### WHAT NEEDS TO BE DONE
The full set of lines below has to be written out again exactly.

◆ ◆ ◆ ◆

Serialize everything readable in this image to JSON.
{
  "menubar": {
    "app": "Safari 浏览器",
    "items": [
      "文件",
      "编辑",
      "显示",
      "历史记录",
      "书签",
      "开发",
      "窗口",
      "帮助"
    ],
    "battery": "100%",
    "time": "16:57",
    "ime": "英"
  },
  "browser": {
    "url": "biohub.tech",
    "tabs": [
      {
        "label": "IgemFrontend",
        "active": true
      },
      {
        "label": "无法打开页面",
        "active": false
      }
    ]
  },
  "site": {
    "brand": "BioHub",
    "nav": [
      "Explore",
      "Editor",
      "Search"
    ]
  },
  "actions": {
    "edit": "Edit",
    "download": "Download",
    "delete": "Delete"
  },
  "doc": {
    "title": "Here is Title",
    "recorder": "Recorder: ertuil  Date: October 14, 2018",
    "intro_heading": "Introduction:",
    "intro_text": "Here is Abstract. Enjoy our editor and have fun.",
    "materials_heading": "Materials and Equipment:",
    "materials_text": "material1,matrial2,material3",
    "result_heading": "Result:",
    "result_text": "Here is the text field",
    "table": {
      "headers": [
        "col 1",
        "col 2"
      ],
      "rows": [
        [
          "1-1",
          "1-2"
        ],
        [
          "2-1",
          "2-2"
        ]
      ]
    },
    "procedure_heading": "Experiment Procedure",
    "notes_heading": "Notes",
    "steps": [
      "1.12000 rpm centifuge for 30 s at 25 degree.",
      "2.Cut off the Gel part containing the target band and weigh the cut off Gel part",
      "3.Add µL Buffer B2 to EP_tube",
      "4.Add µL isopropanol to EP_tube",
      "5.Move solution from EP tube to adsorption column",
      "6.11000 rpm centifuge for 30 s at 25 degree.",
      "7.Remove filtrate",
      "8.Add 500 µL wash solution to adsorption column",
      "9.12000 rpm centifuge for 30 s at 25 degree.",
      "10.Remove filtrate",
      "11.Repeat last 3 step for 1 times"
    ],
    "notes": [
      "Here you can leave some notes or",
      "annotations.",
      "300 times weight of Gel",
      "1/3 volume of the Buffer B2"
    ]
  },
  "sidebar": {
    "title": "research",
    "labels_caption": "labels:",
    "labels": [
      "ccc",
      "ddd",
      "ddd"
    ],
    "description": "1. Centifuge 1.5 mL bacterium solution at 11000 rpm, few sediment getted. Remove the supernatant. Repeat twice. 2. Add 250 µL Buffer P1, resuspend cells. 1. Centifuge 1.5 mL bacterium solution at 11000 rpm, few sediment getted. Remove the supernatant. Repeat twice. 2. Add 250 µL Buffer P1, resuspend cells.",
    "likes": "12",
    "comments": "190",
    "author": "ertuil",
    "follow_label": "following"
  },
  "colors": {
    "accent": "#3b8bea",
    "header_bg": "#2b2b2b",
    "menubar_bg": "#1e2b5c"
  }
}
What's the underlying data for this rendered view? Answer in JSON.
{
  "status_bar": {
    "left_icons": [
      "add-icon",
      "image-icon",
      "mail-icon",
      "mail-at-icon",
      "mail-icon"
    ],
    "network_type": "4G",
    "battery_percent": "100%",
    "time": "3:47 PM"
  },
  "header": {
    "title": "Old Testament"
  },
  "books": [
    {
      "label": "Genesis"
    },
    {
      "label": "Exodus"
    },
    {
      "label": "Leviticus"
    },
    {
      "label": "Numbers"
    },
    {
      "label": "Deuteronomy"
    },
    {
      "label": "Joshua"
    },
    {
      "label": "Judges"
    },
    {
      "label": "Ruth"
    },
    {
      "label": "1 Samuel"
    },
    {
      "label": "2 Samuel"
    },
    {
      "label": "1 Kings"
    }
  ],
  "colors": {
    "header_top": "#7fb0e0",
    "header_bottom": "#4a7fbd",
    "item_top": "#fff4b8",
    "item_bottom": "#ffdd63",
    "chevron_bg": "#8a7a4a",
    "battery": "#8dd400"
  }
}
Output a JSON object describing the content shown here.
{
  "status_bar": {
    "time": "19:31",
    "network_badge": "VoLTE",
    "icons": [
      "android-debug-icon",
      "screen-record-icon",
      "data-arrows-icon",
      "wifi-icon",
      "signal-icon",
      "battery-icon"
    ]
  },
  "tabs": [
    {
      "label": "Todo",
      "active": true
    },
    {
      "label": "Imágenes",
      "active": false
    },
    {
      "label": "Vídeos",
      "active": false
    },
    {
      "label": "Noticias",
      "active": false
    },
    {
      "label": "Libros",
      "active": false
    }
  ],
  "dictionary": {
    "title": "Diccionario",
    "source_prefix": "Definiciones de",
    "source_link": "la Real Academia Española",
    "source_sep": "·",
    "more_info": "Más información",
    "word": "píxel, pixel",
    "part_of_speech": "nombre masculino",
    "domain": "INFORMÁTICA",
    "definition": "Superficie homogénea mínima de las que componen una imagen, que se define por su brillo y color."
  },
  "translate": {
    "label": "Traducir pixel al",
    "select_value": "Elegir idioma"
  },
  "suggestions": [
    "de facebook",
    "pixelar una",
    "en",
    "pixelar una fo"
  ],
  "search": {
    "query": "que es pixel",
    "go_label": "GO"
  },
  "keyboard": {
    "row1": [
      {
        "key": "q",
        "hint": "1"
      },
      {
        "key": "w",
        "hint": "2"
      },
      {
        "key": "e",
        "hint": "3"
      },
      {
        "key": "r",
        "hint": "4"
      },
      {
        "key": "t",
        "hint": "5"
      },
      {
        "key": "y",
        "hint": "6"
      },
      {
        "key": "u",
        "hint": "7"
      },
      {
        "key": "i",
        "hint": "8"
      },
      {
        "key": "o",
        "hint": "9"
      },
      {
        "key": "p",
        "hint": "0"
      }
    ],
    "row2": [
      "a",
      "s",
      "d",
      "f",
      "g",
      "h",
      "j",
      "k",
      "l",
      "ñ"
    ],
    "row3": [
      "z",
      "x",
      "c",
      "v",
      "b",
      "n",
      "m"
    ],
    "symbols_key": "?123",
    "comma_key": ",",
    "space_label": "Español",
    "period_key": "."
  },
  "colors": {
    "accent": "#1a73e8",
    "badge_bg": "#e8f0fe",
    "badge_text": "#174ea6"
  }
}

◆ ◆ ◆ ◆

### TASK SOLUTION
Serialize everything readable in this image to JSON.
{
  "menubar": {
    "app": "Safari 浏览器",
    "items": [
      "文件",
      "编辑",
      "显示",
      "历史记录",
      "书签",
      "开发",
      "窗口",
      "帮助"
    ],
    "battery": "100%",
    "time": "16:57",
    "ime": "英"
  },
  "browser": {
    "url": "biohub.tech",
    "tabs": [
      {
        "label": "IgemFrontend",
        "active": true
      },
      {
        "label": "无法打开页面",
        "active": false
      }
    ]
  },
  "site": {
    "brand": "BioHub",
    "nav": [
      "Explore",
      "Editor",
      "Search"
    ]
  },
  "actions": {
    "edit": "Edit",
    "download": "Download",
    "delete": "Delete"
  },
  "doc": {
    "title": "Here is Title",
    "recorder": "Recorder: ertuil  Date: October 14, 2018",
    "intro_heading": "Introduction:",
    "intro_text": "Here is Abstract. Enjoy our editor and have fun.",
    "materials_heading": "Materials and Equipment:",
    "materials_text": "material1,matrial2,material3",
    "result_heading": "Result:",
    "result_text": "Here is the text field",
    "table": {
      "headers": [
        "col 1",
        "col 2"
      ],
      "rows": [
        [
          "1-1",
          "1-2"
        ],
        [
          "2-1",
          "2-2"
        ]
      ]
    },
    "procedure_heading": "Experiment Procedure",
    "notes_heading": "Notes",
    "steps": [
      "1.12000 rpm centifuge for 30 s at 25 degree.",
      "2.Cut off the Gel part containing the target band and weigh the cut off Gel part",
      "3.Add µL Buffer B2 to EP_tube",
      "4.Add µL isopropanol to EP_tube",
      "5.Move solution from EP tube to adsorption column",
      "6.11000 rpm centifuge for 30 s at 25 degree.",
      "7.Remove filtrate",
      "8.Add 500 µL wash solution to adsorption column",
      "9.12000 rpm centifuge for 30 s at 25 degree.",
      "10.Remove filtrate",
      "11.Repeat last 3 step for 1 times"
    ],
    "notes": [
      "Here you can leave some notes or",
      "annotations.",
      "300 times weight of Gel",
      "1/3 volume of the Buffer B2"
    ]
  },
  "sidebar": {
    "title": "research",
    "labels_caption": "labels:",
    "labels": [
      "ccc",
      "ddd",
      "ddd"
    ],
    "description": "1. Centifuge 1.5 mL bacterium solution at 11000 rpm, few sediment getted. Remove the supernatant. Repeat twice. 2. Add 250 µL Buffer P1, resuspend cells. 1. Centifuge 1.5 mL bacterium solution at 11000 rpm, few sediment getted. Remove the supernatant. Repeat twice. 2. Add 250 µL Buffer P1, resuspend cells.",
    "likes": "12",
    "comments": "190",
    "author": "ertuil",
    "follow_label": "following"
  },
  "colors": {
    "accent": "#3b8bea",
    "header_bg": "#2b2b2b",
    "menubar_bg": "#1e2b5c"
  }
}
What's the underlying data for this rendered view? Answer in JSON.
{
  "status_bar": {
    "left_icons": [
      "add-icon",
      "image-icon",
      "mail-icon",
      "mail-at-icon",
      "mail-icon"
    ],
    "network_type": "4G",
    "battery_percent": "100%",
    "time": "3:47 PM"
  },
  "header": {
    "title": "Old Testament"
  },
  "books": [
    {
      "label": "Genesis"
    },
    {
      "label": "Exodus"
    },
    {
      "label": "Leviticus"
    },
    {
      "label": "Numbers"
    },
    {
      "label": "Deuteronomy"
    },
    {
      "label": "Joshua"
    },
    {
      "label": "Judges"
    },
    {
      "label": "Ruth"
    },
    {
      "label": "1 Samuel"
    },
    {
      "label": "2 Samuel"
    },
    {
      "label": "1 Kings"
    }
  ],
  "colors": {
    "header_top": "#7fb0e0",
    "header_bottom": "#4a7fbd",
    "item_top": "#fff4b8",
    "item_bottom": "#ffdd63",
    "chevron_bg": "#8a7a4a",
    "battery": "#8dd400"
  }
}
Output a JSON object describing the content shown here.
{
  "status_bar": {
    "time": "19:31",
    "network_badge": "VoLTE",
    "icons": [
      "android-debug-icon",
      "screen-record-icon",
      "data-arrows-icon",
      "wifi-icon",
      "signal-icon",
      "battery-icon"
    ]
  },
  "tabs": [
    {
      "label": "Todo",
      "active": true
    },
    {
      "label": "Imágenes",
      "active": false
    },
    {
      "label": "Vídeos",
      "active": false
    },
    {
      "label": "Noticias",
      "active": false
    },
    {
      "label": "Libros",
      "active": false
    }
  ],
  "dictionary": {
    "title": "Diccionario",
    "source_prefix": "Definiciones de",
    "source_link": "la Real Academia Española",
    "source_sep": "·",
    "more_info": "Más información",
    "word": "píxel, pixel",
    "part_of_speech": "nombre masculino",
    "domain": "INFORMÁTICA",
    "definition": "Superficie homogénea mínima de las que componen una imagen, que se define por su brillo y color."
  },
  "translate": {
    "label": "Traducir pixel al",
    "select_value": "Elegir idioma"
  },
  "suggestions": [
    "de facebook",
    "pixelar una",
    "en",
    "pixelar una fo"
  ],
  "search": {
    "query": "que es pixel",
    "go_label": "GO"
  },
  "keyboard": {
    "row1": [
      {
        "key": "q",
        "hint": "1"
      },
      {
        "key": "w",
        "hint": "2"
      },
      {
        "key": "e",
        "hint": "3"
      },
      {
        "key": "r",
        "hint": "4"
      },
      {
        "key": "t",
        "hint": "5"
      },
      {
        "key": "y",
        "hint": "6"
      },
      {
        "key": "u",
        "hint": "7"
      },
      {
        "key": "i",
        "hint": "8"
      },
      {
        "key": "o",
        "hint": "9"
      },
      {
        "key": "p",
        "hint": "0"
      }
    ],
    "row2": [
      "a",
      "s",
      "d",
      "f",
      "g",
      "h",
      "j",
      "k",
      "l",
      "ñ"
    ],
    "row3": [
      "z",
      "x",
      "c",
      "v",
      "b",
      "n",
      "m"
    ],
    "symbols_key": "?123",
    "comma_key": ",",
    "space_label": "Español",
    "period_key": "."
  },
  "colors": {
    "accent": "#1a73e8",
    "badge_bg": "#e8f0fe",
    "badge_text": "#174ea6"
  }
}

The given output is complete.